Given problem:
Each entry below is to be transcribed exactly.

(Data excerpts)
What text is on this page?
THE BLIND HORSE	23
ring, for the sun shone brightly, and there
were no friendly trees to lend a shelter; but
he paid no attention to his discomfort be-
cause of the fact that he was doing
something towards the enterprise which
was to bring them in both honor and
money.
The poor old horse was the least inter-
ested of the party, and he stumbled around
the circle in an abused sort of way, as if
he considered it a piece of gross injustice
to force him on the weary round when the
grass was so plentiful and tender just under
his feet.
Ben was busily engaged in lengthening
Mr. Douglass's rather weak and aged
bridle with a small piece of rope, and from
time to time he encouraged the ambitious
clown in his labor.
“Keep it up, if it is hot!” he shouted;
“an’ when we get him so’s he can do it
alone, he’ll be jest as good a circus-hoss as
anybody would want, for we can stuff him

Final result:
What text is on this page?
THE BLIND HORSE	23
ring, for the sun shone brightly, and there
were no friendly trees to lend a shelter; but
he paid no attention to his discomfort be-
cause of the fact that he was doing
something towards the enterprise which
was to bring them in both honor and
money.
The poor old horse was the least inter-
ested of the party, and he stumbled around
the circle in an abused sort of way, as if
he considered it a piece of gross injustice
to force him on the weary round when the
grass was so plentiful and tender just under
his feet.
Ben was busily engaged in lengthening
Mr. Douglass's rather weak and aged
bridle with a small piece of rope, and from
time to time he encouraged the ambitious
clown in his labor.
“Keep it up, if it is hot!” he shouted;
“an’ when we get him so’s he can do it
alone, he’ll be jest as good a circus-hoss as
anybody would want, for we can stuff him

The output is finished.